**The exercise**
Tell me how many lines hold "Original", please, using only the number.

━━━━━ Supplied material ━━━━━

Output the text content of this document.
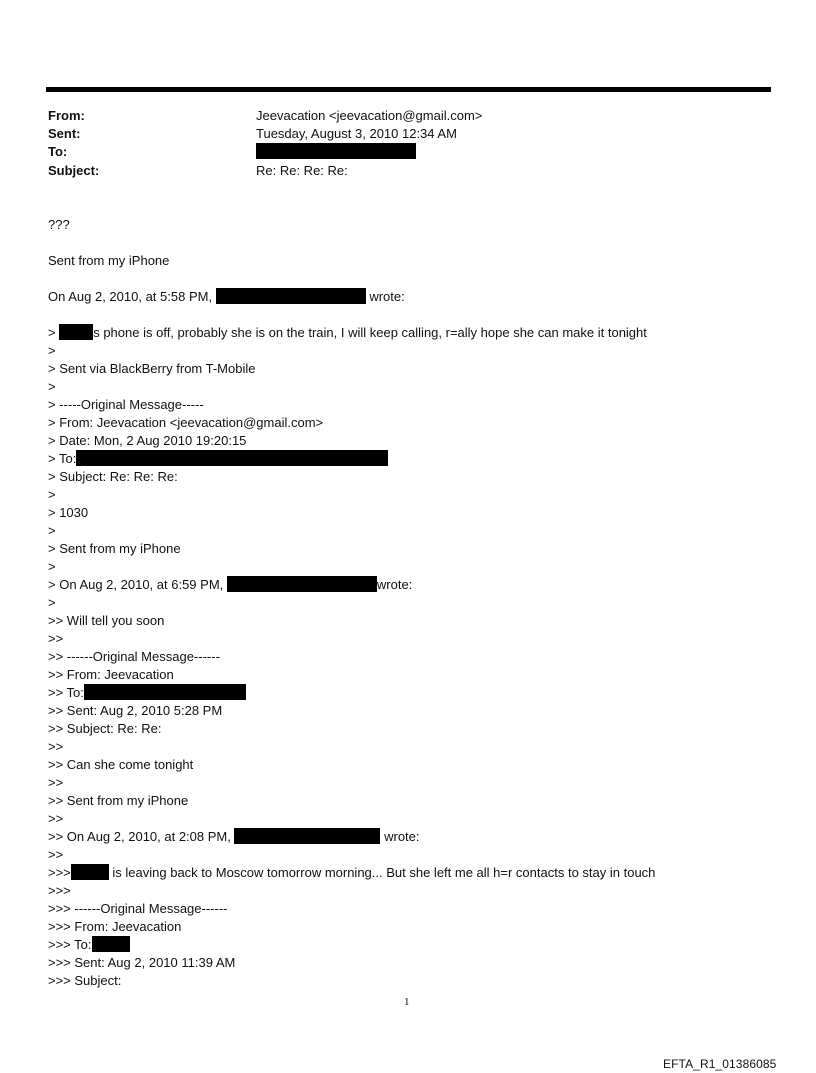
From:	Jeevacation <jeevacation@gmail.com>
Sent:	Tuesday, August 3, 2010 12:34 AM
To:
Subject:	Re: Re: Re: Re:
???
Sent from my iPhone
On Aug 2, 2010, at 5:58 PM,	wrote:
>	s phone is off, probably she is on the train, I will keep calling, r=ally hope she can make it tonight
>
> Sent via BlackBerry from T-Mobile
>
> -----Original Message-----
> From: Jeevacation <jeevacation@gmail.com>
> Date: Mon, 2 Aug 2010 19:20:15
> To:
> Subject: Re: Re: Re:
>
> 1030
>
> Sent from my iPhone
>
> On Aug 2, 2010, at 6:59 PM,	wrote:
>
>> Will tell you soon
>>
>> ------Original Message------
>> From: Jeevacation
>> To:
>> Sent: Aug 2, 2010 5:28 PM
>> Subject: Re: Re:
>>
>> Can she come tonight
>>
>> Sent from my iPhone
>>
>> On Aug 2, 2010, at 2:08 PM,	wrote:
>>
>>>	is leaving back to Moscow tomorrow morning... But she left me all h=r contacts to stay in touch
>>>
>>> ------Original Message------
>>> From: Jeevacation
>>> To:
>>> Sent: Aug 2, 2010 11:39 AM
>>> Subject:
1
EFTA_R1_01386085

━━━━━

**Solution**
3